**Exercise description**. The response must contain each line of the material that holds "bottom".

**Given entries**.
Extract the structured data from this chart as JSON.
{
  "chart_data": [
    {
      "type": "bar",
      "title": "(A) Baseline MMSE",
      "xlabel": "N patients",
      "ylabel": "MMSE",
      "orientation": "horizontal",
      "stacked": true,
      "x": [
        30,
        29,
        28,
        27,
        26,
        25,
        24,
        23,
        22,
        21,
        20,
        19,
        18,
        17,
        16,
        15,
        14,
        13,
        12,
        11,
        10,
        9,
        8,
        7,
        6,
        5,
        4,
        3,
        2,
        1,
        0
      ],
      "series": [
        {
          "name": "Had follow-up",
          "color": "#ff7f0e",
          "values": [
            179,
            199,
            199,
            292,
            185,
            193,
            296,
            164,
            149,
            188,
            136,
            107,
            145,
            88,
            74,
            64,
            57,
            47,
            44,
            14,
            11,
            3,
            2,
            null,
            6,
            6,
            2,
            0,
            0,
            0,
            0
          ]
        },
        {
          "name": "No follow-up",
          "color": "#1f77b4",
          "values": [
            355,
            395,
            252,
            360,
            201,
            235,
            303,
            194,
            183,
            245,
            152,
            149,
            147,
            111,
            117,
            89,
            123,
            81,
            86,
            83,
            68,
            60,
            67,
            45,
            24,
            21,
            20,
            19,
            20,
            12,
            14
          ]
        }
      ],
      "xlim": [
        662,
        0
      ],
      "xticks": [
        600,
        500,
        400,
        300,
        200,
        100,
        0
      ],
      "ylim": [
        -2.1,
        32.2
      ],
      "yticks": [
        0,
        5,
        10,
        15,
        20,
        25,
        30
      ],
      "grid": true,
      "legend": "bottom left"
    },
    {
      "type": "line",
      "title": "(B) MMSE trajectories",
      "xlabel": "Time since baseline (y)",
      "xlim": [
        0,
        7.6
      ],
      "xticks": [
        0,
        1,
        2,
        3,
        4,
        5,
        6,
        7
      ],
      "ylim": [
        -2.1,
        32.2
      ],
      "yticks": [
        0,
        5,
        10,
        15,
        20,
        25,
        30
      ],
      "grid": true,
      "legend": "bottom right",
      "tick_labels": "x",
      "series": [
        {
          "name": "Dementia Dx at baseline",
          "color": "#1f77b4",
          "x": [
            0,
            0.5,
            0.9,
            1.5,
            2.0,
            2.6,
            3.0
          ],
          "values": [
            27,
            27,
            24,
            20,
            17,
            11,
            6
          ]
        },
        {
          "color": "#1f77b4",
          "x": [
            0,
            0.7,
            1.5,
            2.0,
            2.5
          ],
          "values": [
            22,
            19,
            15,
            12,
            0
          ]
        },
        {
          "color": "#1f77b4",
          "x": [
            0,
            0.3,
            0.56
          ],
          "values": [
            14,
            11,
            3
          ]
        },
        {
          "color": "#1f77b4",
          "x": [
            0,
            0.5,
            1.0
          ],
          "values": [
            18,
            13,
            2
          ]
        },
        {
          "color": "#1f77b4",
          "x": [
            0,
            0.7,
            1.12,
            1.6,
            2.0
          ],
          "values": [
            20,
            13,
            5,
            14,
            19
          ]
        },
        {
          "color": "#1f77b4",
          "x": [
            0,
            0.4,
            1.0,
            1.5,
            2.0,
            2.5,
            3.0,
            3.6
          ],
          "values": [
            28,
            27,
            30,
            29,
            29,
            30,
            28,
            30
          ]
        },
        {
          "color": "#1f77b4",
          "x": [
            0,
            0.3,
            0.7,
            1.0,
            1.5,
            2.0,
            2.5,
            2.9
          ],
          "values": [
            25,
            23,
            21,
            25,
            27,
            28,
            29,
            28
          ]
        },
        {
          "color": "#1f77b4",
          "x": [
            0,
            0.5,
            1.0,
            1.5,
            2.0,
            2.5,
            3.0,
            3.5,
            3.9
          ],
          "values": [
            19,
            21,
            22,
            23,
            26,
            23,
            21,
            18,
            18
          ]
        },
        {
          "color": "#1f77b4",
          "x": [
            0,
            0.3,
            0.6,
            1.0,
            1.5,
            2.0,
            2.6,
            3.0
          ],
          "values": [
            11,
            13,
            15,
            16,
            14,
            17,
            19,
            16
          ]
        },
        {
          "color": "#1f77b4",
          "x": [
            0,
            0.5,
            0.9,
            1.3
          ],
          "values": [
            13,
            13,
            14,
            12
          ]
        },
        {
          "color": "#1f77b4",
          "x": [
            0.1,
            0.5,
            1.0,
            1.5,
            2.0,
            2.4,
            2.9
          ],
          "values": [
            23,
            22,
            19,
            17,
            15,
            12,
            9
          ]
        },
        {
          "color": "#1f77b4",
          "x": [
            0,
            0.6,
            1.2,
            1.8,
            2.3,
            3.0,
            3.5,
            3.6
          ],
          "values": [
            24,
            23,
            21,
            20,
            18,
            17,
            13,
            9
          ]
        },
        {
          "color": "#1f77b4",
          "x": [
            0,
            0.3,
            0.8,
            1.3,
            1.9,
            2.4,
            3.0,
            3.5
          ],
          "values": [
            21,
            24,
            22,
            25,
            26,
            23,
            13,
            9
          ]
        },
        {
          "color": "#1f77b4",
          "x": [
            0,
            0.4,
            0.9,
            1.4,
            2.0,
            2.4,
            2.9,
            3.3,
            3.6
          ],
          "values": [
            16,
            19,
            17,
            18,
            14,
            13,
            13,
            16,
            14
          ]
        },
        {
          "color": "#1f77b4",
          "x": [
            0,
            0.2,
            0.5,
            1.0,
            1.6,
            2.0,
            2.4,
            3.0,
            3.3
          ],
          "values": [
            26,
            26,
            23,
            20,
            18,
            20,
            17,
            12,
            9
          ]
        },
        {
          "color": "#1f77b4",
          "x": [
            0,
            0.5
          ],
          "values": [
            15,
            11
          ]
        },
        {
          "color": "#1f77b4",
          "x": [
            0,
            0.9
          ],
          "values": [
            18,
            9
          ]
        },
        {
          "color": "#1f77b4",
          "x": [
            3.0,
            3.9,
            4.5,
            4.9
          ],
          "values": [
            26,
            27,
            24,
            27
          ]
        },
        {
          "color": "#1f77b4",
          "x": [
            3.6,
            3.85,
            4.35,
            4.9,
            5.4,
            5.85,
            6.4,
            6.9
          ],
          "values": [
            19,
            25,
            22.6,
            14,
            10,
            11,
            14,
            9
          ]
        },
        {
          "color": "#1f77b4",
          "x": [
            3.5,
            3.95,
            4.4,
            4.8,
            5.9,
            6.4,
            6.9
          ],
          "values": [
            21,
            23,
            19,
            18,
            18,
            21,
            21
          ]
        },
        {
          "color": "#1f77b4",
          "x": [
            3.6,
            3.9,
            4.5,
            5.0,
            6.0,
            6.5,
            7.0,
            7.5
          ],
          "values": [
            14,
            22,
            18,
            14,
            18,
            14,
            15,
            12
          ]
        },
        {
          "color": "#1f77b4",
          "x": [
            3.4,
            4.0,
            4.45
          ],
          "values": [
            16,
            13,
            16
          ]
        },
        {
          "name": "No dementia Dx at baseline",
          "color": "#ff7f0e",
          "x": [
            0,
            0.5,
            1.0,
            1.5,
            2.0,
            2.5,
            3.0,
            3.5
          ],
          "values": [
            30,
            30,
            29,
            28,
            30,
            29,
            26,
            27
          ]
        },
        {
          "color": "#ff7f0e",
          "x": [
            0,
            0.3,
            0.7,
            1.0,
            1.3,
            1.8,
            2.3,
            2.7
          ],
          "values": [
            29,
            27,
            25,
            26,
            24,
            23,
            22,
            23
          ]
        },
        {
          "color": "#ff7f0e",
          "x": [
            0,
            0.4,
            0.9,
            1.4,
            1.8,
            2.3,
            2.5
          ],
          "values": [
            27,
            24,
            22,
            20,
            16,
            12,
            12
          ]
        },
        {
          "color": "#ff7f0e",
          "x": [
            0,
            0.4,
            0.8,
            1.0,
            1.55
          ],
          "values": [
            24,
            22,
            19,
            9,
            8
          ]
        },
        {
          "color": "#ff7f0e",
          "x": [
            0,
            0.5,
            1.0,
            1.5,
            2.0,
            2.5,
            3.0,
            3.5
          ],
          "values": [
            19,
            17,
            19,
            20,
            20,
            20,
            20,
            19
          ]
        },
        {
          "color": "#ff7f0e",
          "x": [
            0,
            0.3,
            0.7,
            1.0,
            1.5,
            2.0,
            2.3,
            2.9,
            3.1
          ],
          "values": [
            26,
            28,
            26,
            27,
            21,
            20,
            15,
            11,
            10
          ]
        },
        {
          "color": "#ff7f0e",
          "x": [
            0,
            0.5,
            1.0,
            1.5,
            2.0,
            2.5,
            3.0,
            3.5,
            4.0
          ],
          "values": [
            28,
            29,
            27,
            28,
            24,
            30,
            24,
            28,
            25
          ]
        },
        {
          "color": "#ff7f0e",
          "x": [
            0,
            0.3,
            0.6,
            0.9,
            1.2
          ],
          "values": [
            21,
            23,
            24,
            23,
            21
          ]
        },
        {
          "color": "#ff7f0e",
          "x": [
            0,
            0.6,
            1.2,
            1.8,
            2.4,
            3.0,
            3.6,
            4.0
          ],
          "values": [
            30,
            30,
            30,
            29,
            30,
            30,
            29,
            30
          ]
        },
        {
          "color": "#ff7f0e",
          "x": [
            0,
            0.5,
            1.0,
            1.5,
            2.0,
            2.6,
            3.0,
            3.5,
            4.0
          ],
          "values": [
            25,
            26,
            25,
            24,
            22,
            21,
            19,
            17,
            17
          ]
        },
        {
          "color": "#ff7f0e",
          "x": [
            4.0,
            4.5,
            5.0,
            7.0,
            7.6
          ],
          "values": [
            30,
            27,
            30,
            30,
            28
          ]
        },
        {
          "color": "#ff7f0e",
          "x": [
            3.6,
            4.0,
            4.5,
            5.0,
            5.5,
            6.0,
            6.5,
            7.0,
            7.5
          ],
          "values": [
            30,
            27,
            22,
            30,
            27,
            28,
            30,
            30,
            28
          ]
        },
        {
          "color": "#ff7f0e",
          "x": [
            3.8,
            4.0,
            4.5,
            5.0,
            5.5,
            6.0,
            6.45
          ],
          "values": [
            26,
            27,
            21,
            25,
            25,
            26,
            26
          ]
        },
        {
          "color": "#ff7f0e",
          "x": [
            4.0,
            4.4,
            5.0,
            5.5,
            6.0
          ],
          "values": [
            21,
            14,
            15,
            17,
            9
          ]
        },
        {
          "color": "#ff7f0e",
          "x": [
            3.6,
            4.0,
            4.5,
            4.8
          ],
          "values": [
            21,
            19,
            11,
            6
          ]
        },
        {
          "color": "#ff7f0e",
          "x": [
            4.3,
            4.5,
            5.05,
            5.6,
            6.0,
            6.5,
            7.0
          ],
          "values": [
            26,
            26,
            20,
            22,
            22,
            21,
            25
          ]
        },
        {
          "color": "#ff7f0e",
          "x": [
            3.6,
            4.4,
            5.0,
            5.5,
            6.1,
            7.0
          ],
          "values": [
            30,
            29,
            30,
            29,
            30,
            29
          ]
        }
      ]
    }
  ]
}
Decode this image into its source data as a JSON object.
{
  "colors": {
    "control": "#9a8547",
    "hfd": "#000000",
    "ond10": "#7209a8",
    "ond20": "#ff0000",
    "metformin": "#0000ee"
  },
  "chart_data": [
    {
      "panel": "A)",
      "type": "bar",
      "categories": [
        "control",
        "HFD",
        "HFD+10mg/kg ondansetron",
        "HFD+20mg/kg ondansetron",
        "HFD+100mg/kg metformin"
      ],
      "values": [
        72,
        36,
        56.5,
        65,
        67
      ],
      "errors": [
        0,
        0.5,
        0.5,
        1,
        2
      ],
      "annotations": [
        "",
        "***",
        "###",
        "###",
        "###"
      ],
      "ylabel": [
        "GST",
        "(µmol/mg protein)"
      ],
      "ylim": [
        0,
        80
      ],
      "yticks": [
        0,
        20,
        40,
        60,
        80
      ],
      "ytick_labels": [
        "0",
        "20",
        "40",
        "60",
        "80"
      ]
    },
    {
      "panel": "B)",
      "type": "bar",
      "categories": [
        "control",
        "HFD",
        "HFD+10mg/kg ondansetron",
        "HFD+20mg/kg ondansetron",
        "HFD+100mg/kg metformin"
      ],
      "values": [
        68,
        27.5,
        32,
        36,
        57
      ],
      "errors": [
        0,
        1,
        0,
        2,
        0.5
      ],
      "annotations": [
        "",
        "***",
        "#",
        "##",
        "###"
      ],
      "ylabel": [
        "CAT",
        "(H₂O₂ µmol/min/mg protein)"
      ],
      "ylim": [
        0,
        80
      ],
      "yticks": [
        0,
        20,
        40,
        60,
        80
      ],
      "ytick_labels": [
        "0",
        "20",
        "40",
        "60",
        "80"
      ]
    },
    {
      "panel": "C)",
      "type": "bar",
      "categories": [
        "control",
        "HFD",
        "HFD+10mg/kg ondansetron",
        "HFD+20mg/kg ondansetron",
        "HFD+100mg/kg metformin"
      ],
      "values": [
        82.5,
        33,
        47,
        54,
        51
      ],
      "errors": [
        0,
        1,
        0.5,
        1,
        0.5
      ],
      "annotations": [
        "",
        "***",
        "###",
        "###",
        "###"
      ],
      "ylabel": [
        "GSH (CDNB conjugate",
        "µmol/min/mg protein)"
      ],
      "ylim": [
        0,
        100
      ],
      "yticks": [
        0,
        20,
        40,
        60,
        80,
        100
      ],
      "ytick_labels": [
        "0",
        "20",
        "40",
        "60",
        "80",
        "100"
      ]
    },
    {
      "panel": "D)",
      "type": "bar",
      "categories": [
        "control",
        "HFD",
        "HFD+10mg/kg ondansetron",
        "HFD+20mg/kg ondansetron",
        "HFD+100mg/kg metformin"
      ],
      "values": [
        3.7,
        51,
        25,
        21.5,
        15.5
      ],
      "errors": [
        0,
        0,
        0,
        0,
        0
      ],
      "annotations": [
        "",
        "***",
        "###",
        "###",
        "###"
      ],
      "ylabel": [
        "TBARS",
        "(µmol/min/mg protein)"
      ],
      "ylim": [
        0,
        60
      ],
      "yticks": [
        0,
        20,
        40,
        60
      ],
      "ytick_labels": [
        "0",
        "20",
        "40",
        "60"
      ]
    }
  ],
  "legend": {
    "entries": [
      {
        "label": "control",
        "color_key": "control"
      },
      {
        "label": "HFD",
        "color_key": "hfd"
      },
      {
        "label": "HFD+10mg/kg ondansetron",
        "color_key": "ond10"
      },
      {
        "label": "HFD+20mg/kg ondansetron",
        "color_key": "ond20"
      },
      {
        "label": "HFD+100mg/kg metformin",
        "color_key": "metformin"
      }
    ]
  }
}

**Result below**.
      "legend": "bottom left"
      "legend": "bottom right",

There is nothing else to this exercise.